Entries shown —
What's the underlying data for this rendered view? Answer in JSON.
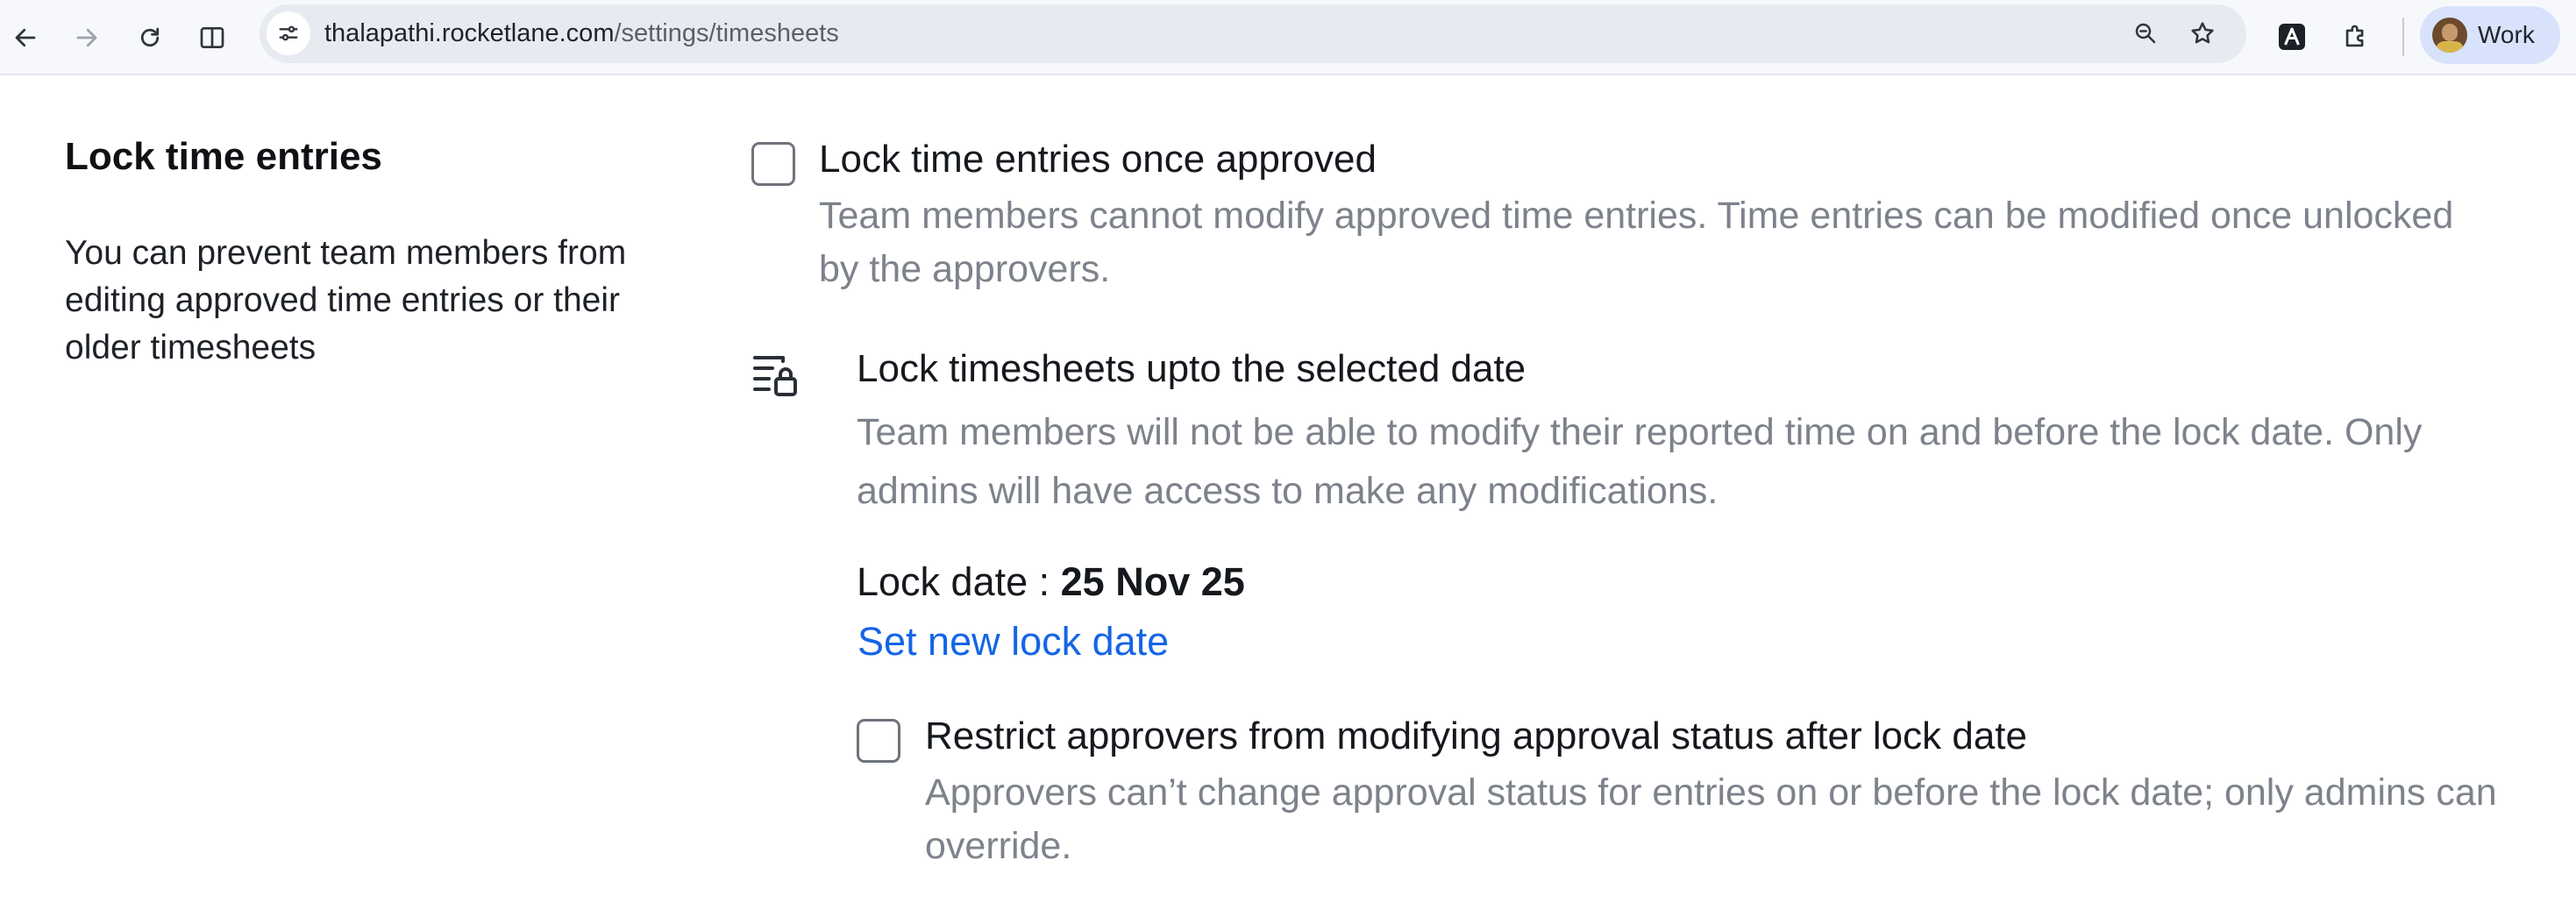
{
  "browser": {
    "url_host": "thalapathi.rocketlane.com",
    "url_path": "/settings/timesheets",
    "profile_label": "Work",
    "icons": {
      "back": "arrow-left-icon",
      "forward": "arrow-right-icon",
      "reload": "reload-icon",
      "split": "split-view-icon",
      "site_info": "tune-icon",
      "zoom": "zoom-icon",
      "bookmark": "star-icon",
      "extension_app": "rocketlane-extension-icon",
      "extensions": "puzzle-icon"
    }
  },
  "section": {
    "title": "Lock time entries",
    "description": "You can prevent team members from editing approved time entries or their older timesheets"
  },
  "option_lock_approved": {
    "title": "Lock time entries once approved",
    "description": "Team members cannot modify approved time entries. Time entries can be modified once unlocked by the approvers.",
    "checked": false
  },
  "option_lock_timesheets": {
    "title": "Lock timesheets upto the selected date",
    "description": "Team members will not be able to modify their reported time on and before the lock date. Only admins will have access to make any modifications.",
    "icon": "timesheet-lock-icon",
    "lock_date_label": "Lock date : ",
    "lock_date_value": "25 Nov 25",
    "set_date_link": "Set new lock date"
  },
  "option_restrict_approvers": {
    "title": "Restrict approvers from modifying approval status after lock date",
    "description": "Approvers can’t change approval status for entries on or before the lock date; only admins can override.",
    "checked": false
  },
  "colors": {
    "link": "#1565e6",
    "muted_text": "#7d828b",
    "chrome_bg": "#f7f8fc",
    "omnibox_bg": "#e8eaf2",
    "profile_chip_bg": "#d8e3fb"
  }
}
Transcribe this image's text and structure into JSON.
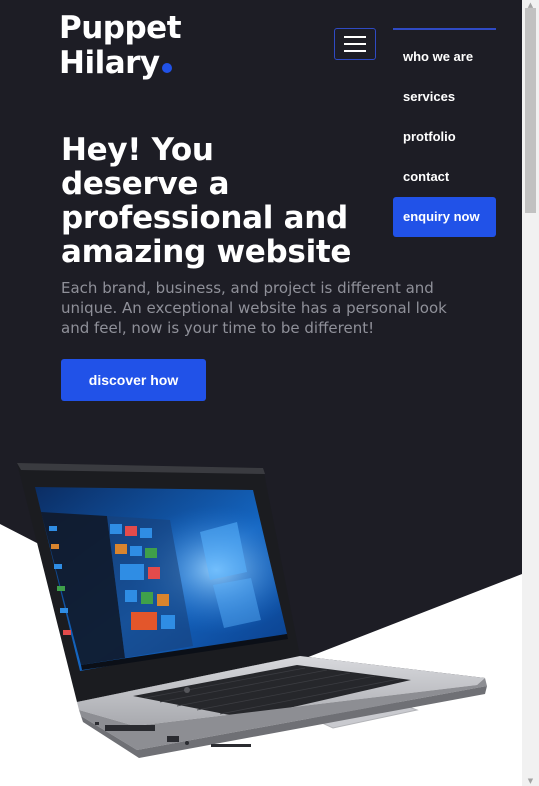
{
  "brand": {
    "line1": "Puppet",
    "line2": "Hilary",
    "accent_color": "#2152e8"
  },
  "nav": {
    "items": [
      {
        "label": "who we are"
      },
      {
        "label": "services"
      },
      {
        "label": "protfolio"
      },
      {
        "label": "contact"
      }
    ],
    "cta_label": "enquiry now",
    "menu_icon": "hamburger-menu-icon"
  },
  "hero": {
    "headline": "Hey! You deserve a professional and amazing website",
    "subtext": "Each brand, business, and project is different and unique. An exceptional website has a personal look and feel, now is your time to be different!",
    "button_label": "discover how"
  },
  "colors": {
    "background": "#1d1d25",
    "accent": "#2152e8",
    "muted_text": "#8f9099"
  }
}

Work to do —
Quote, word for word and nothing more, every line from the line with "Transcribe this image's" to the end of the entries, including both ends; skip any pictures.

Task answer —
Transcribe this image's text and structure into JSON.
{
  "brand": {
    "line1": "Puppet",
    "line2": "Hilary",
    "accent_color": "#2152e8"
  },
  "nav": {
    "items": [
      {
        "label": "who we are"
      },
      {
        "label": "services"
      },
      {
        "label": "protfolio"
      },
      {
        "label": "contact"
      }
    ],
    "cta_label": "enquiry now",
    "menu_icon": "hamburger-menu-icon"
  },
  "hero": {
    "headline": "Hey! You deserve a professional and amazing website",
    "subtext": "Each brand, business, and project is different and unique. An exceptional website has a personal look and feel, now is your time to be different!",
    "button_label": "discover how"
  },
  "colors": {
    "background": "#1d1d25",
    "accent": "#2152e8",
    "muted_text": "#8f9099"
  }
}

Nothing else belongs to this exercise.